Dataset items
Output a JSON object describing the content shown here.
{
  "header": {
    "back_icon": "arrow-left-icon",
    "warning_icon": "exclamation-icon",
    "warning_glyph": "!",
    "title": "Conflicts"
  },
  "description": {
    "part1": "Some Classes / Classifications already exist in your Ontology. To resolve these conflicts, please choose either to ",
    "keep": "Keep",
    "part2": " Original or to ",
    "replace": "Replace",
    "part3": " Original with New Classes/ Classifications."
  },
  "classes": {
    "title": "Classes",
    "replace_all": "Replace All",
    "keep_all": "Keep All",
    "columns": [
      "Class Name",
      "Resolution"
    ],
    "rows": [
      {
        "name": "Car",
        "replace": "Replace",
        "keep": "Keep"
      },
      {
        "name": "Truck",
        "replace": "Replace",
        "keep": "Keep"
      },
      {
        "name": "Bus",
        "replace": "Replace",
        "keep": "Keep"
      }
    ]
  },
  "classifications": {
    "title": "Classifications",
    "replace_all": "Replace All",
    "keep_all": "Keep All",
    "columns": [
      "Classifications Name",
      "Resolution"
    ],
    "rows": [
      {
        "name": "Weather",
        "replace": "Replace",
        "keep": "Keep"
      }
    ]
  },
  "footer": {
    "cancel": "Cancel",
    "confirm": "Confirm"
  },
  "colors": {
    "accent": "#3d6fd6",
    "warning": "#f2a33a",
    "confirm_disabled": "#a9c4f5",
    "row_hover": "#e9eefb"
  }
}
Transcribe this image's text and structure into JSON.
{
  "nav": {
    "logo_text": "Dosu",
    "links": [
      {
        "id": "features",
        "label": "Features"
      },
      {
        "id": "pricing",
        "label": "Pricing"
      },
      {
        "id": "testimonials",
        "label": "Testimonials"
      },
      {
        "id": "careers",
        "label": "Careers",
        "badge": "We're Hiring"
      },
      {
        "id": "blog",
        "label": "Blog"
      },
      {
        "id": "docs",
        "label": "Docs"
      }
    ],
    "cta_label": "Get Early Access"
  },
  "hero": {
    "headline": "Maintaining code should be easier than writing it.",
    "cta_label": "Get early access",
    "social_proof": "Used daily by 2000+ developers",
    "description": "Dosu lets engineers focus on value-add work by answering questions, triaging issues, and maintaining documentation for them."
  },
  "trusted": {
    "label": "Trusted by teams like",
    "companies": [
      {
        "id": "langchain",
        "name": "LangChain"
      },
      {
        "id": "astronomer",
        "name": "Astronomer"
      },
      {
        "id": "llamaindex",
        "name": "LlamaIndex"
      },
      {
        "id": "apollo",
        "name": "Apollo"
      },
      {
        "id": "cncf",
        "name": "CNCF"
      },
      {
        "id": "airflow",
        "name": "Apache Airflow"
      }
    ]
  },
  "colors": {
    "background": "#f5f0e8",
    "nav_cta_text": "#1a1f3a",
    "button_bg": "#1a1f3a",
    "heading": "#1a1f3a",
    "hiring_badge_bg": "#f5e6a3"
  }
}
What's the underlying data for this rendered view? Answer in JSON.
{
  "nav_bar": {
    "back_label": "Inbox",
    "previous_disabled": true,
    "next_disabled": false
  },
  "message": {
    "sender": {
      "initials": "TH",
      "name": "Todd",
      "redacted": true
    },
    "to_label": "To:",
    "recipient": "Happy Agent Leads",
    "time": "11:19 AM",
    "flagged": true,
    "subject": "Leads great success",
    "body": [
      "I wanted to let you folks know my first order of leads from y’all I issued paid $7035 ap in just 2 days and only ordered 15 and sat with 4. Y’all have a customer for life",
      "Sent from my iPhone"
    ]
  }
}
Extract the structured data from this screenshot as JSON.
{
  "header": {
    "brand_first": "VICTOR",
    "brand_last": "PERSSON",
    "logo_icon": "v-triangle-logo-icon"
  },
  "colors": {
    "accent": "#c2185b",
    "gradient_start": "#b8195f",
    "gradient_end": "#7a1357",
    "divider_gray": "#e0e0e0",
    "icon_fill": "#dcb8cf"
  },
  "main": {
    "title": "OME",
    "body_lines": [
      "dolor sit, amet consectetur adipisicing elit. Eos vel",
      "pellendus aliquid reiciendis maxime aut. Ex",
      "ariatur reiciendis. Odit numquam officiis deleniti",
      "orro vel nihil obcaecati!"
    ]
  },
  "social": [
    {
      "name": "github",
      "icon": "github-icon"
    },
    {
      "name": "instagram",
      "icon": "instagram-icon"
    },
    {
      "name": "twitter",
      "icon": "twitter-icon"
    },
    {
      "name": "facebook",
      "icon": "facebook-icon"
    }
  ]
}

- AIM:
Copy out every line in the listing where the word "Dosu" appears.

- ANSWER TO THE TASK:
    "logo_text": "Dosu",
    "description": "Dosu lets engineers focus on value-add work by answering questions, triaging issues, and maintaining documentation for them."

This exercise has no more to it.